- **MATERIAL TO PROCESS**
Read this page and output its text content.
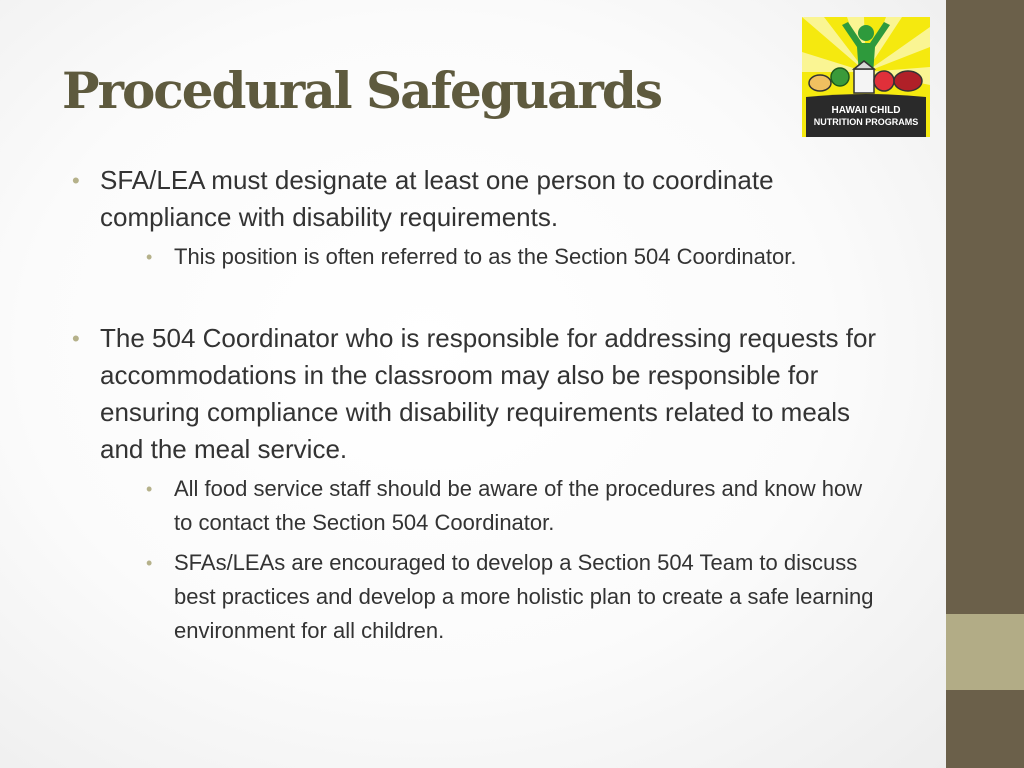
Procedural Safeguards	HAWAII CHILD
NUTRITION PROGRAMS
• SFA/LEA must designate at least one person to coordinate compliance with disability requirements.
• This position is often referred to as the Section 504 Coordinator.
• The 504 Coordinator who is responsible for addressing requests for accommodations in the classroom may also be responsible for ensuring compliance with disability requirements related to meals and the meal service.
• All food service staff should be aware of the procedures and know how to contact the Section 504 Coordinator.
• SFAs/LEAs are encouraged to develop a Section 504 Team to discuss best practices and develop a more holistic plan to create a safe learning environment for all children.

- **SET PROBLEM**
Return the listing above word for word, with the pictures removed.

- **REPLY TO THE TASK**
Read this page and output its text content.
Procedural Safeguards	HAWAII CHILD
NUTRITION PROGRAMS
• SFA/LEA must designate at least one person to coordinate compliance with disability requirements.
• This position is often referred to as the Section 504 Coordinator.
• The 504 Coordinator who is responsible for addressing requests for accommodations in the classroom may also be responsible for ensuring compliance with disability requirements related to meals and the meal service.
• All food service staff should be aware of the procedures and know how to contact the Section 504 Coordinator.
• SFAs/LEAs are encouraged to develop a Section 504 Team to discuss best practices and develop a more holistic plan to create a safe learning environment for all children.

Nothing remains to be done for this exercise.